Could you copy every line from the material below in which "dollar" appears?

## BEGIN Dataset entries

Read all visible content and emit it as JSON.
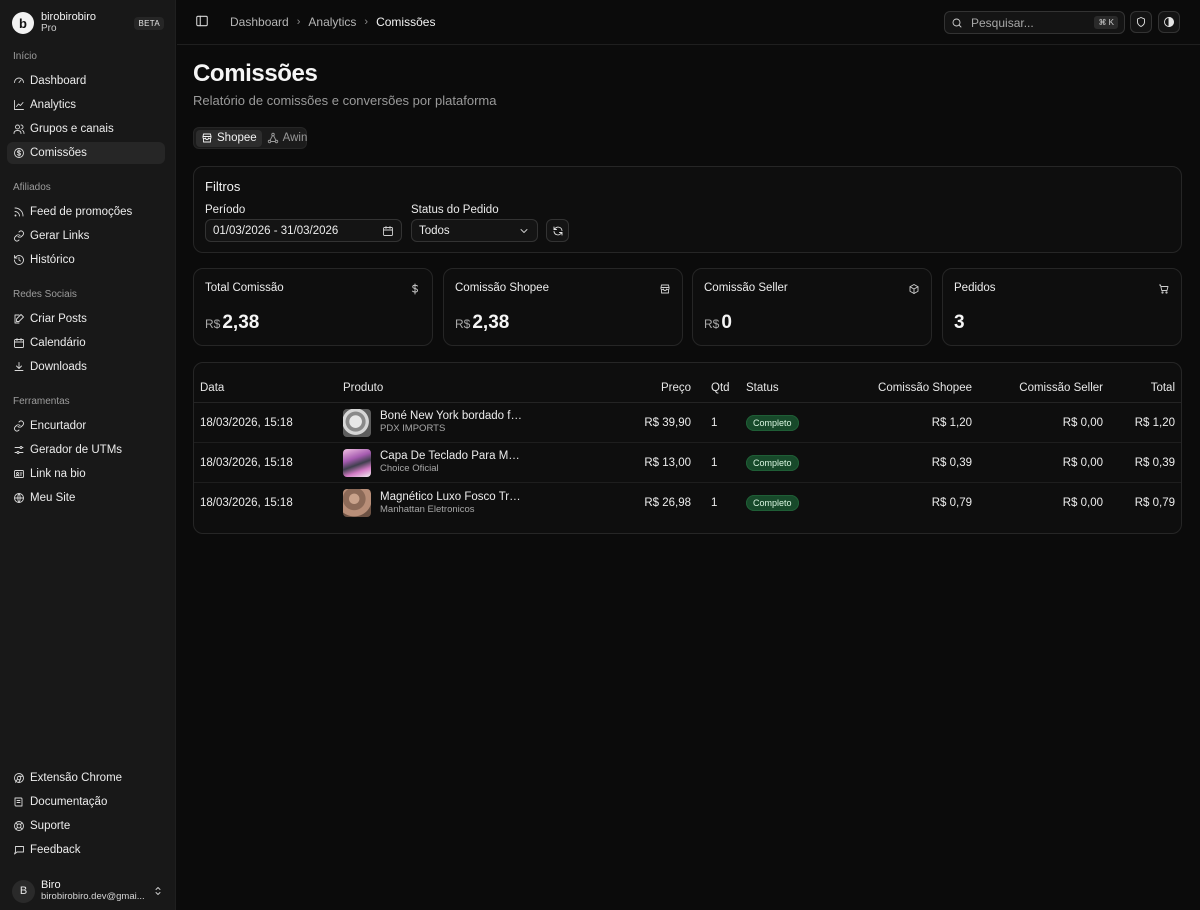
{
  "brand": {
    "name": "birobirobiro",
    "plan": "Pro",
    "badge": "BETA",
    "logo": "b"
  },
  "sidebar": {
    "sections": [
      {
        "label": "Início",
        "items": [
          {
            "label": "Dashboard",
            "icon": "gauge-icon"
          },
          {
            "label": "Analytics",
            "icon": "chart-line-icon"
          },
          {
            "label": "Grupos e canais",
            "icon": "users-icon"
          },
          {
            "label": "Comissões",
            "icon": "dollar-circle-icon",
            "active": true
          }
        ]
      },
      {
        "label": "Afiliados",
        "items": [
          {
            "label": "Feed de promoções",
            "icon": "rss-icon"
          },
          {
            "label": "Gerar Links",
            "icon": "link-icon"
          },
          {
            "label": "Histórico",
            "icon": "history-icon"
          }
        ]
      },
      {
        "label": "Redes Sociais",
        "items": [
          {
            "label": "Criar Posts",
            "icon": "edit-icon"
          },
          {
            "label": "Calendário",
            "icon": "calendar-icon"
          },
          {
            "label": "Downloads",
            "icon": "download-icon"
          }
        ]
      },
      {
        "label": "Ferramentas",
        "items": [
          {
            "label": "Encurtador",
            "icon": "link-icon"
          },
          {
            "label": "Gerador de UTMs",
            "icon": "sliders-icon"
          },
          {
            "label": "Link na bio",
            "icon": "id-card-icon"
          },
          {
            "label": "Meu Site",
            "icon": "globe-icon"
          }
        ]
      }
    ],
    "bottom_items": [
      {
        "label": "Extensão Chrome",
        "icon": "chrome-icon"
      },
      {
        "label": "Documentação",
        "icon": "book-icon"
      },
      {
        "label": "Suporte",
        "icon": "support-icon"
      },
      {
        "label": "Feedback",
        "icon": "message-icon"
      }
    ],
    "user": {
      "initial": "B",
      "name": "Biro",
      "email": "birobirobiro.dev@gmai..."
    }
  },
  "topbar": {
    "breadcrumb": [
      "Dashboard",
      "Analytics",
      "Comissões"
    ],
    "search_placeholder": "Pesquisar...",
    "search_shortcut": "⌘ K"
  },
  "page": {
    "title": "Comissões",
    "subtitle": "Relatório de comissões e conversões por plataforma",
    "tabs": [
      {
        "label": "Shopee",
        "active": true
      },
      {
        "label": "Awin",
        "active": false
      }
    ]
  },
  "filters": {
    "title": "Filtros",
    "period_label": "Período",
    "period_value": "01/03/2026 - 31/03/2026",
    "status_label": "Status do Pedido",
    "status_value": "Todos"
  },
  "stats": [
    {
      "label": "Total Comissão",
      "currency": "R$",
      "value": "2,38",
      "icon": "dollar-icon"
    },
    {
      "label": "Comissão Shopee",
      "currency": "R$",
      "value": "2,38",
      "icon": "store-icon"
    },
    {
      "label": "Comissão Seller",
      "currency": "R$",
      "value": "0",
      "icon": "package-icon"
    },
    {
      "label": "Pedidos",
      "currency": "",
      "value": "3",
      "icon": "cart-icon"
    }
  ],
  "table": {
    "headers": {
      "date": "Data",
      "product": "Produto",
      "price": "Preço",
      "qty": "Qtd",
      "status": "Status",
      "c_shopee": "Comissão Shopee",
      "c_seller": "Comissão Seller",
      "total": "Total"
    },
    "rows": [
      {
        "date": "18/03/2026, 15:18",
        "product": "Boné New York bordado fro...",
        "seller": "PDX IMPORTS",
        "price": "R$ 39,90",
        "qty": "1",
        "status": "Completo",
        "c_shopee": "R$ 1,20",
        "c_seller": "R$ 0,00",
        "total": "R$ 1,20"
      },
      {
        "date": "18/03/2026, 15:18",
        "product": "Capa De Teclado Para Mac...",
        "seller": "Choice Oficial",
        "price": "R$ 13,00",
        "qty": "1",
        "status": "Completo",
        "c_shopee": "R$ 0,39",
        "c_seller": "R$ 0,00",
        "total": "R$ 0,39"
      },
      {
        "date": "18/03/2026, 15:18",
        "product": "Magnético Luxo Fosco Tran...",
        "seller": "Manhattan Eletronicos",
        "price": "R$ 26,98",
        "qty": "1",
        "status": "Completo",
        "c_shopee": "R$ 0,79",
        "c_seller": "R$ 0,00",
        "total": "R$ 0,79"
      }
    ]
  },
  "colors": {
    "background": "#0b0b0b",
    "sidebar": "#181818",
    "status_completed": "#17492a"
  }
}
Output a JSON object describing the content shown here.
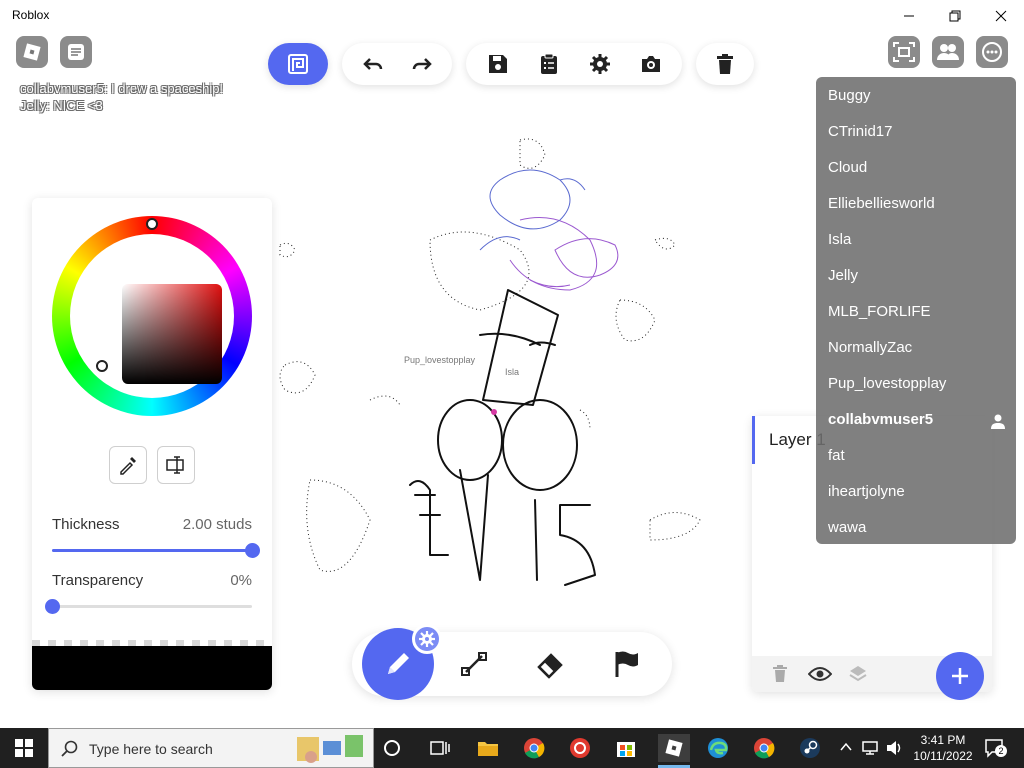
{
  "window": {
    "title": "Roblox",
    "controls": [
      "minimize",
      "restore",
      "close"
    ]
  },
  "chat": {
    "messages": [
      {
        "text": "collabvmuser5: I drew a spaceship!"
      },
      {
        "text": "Jelly: NICE <3"
      }
    ]
  },
  "toolbar": {
    "icons": [
      "frame-icon",
      "undo-icon",
      "redo-icon",
      "save-icon",
      "clipboard-icon",
      "settings-icon",
      "camera-icon",
      "trash-icon"
    ]
  },
  "color_panel": {
    "thickness_label": "Thickness",
    "thickness_value": "2.00 studs",
    "thickness_fraction": 1.0,
    "transparency_label": "Transparency",
    "transparency_value": "0%",
    "transparency_fraction": 0.0,
    "current_color": "#000000",
    "hue_color": "#e01010"
  },
  "canvas": {
    "name_tags": [
      "Pup_lovestopplay",
      "Isla"
    ]
  },
  "layers": {
    "items": [
      {
        "name": "Layer 1"
      }
    ]
  },
  "players": {
    "list": [
      {
        "name": "Buggy",
        "is_me": false
      },
      {
        "name": "CTrinid17",
        "is_me": false
      },
      {
        "name": "Cloud",
        "is_me": false
      },
      {
        "name": "Elliebelliesworld",
        "is_me": false
      },
      {
        "name": "Isla",
        "is_me": false
      },
      {
        "name": "Jelly",
        "is_me": false
      },
      {
        "name": "MLB_FORLIFE",
        "is_me": false
      },
      {
        "name": "NormallyZac",
        "is_me": false
      },
      {
        "name": "Pup_lovestopplay",
        "is_me": false
      },
      {
        "name": "collabvmuser5",
        "is_me": true
      },
      {
        "name": "fat",
        "is_me": false
      },
      {
        "name": "iheartjolyne",
        "is_me": false
      },
      {
        "name": "wawa",
        "is_me": false
      }
    ]
  },
  "taskbar": {
    "search_placeholder": "Type here to search",
    "time": "3:41 PM",
    "date": "10/11/2022",
    "notification_count": "2"
  },
  "colors": {
    "accent": "#5468f0",
    "taskbar": "#202020"
  }
}
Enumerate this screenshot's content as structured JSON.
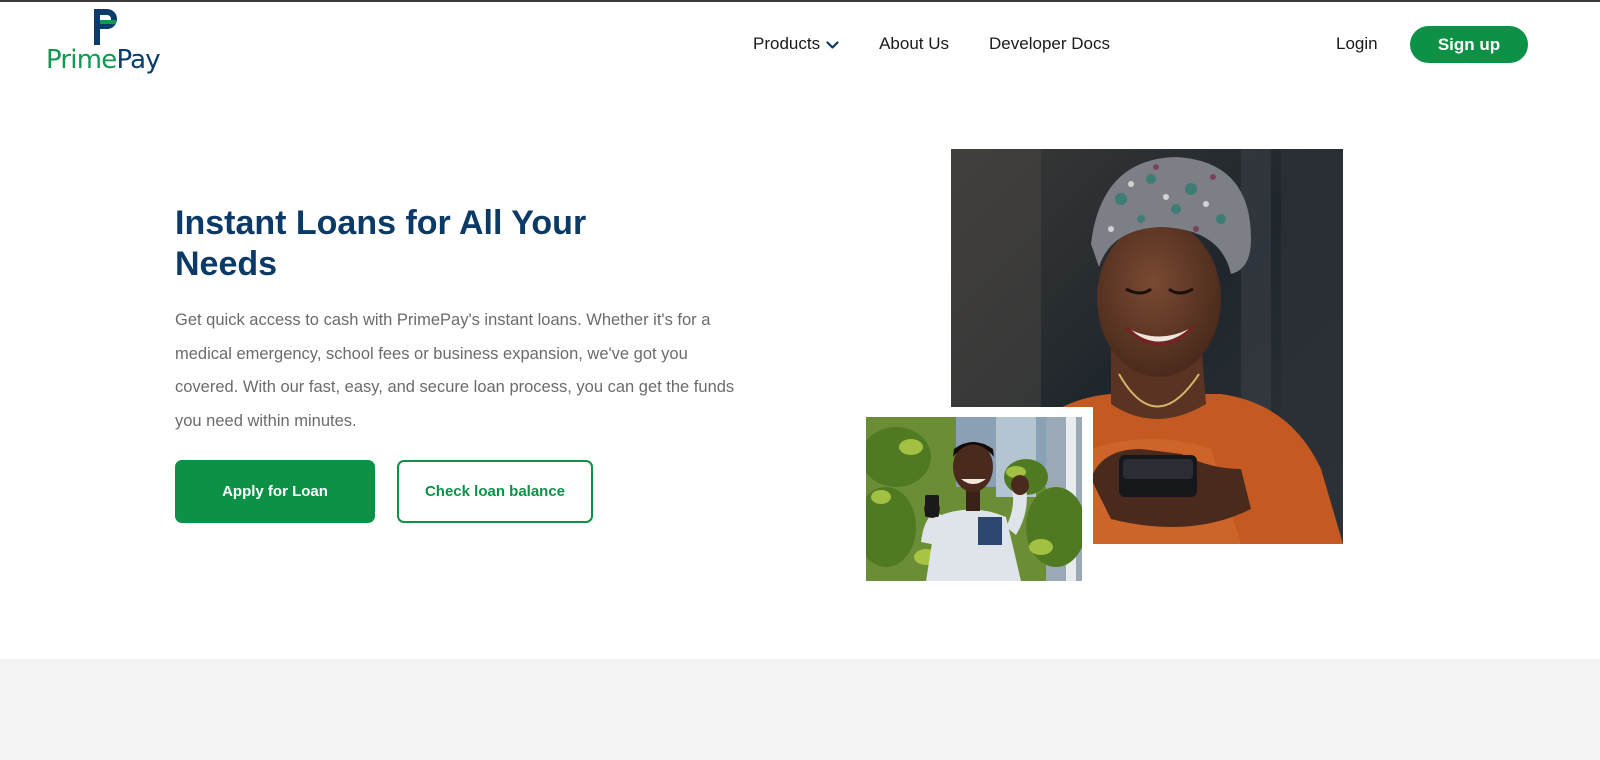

## END Dataset entries

Output for this task
            "icon": "dollar-circle-icon",
      "icon": "dollar-icon"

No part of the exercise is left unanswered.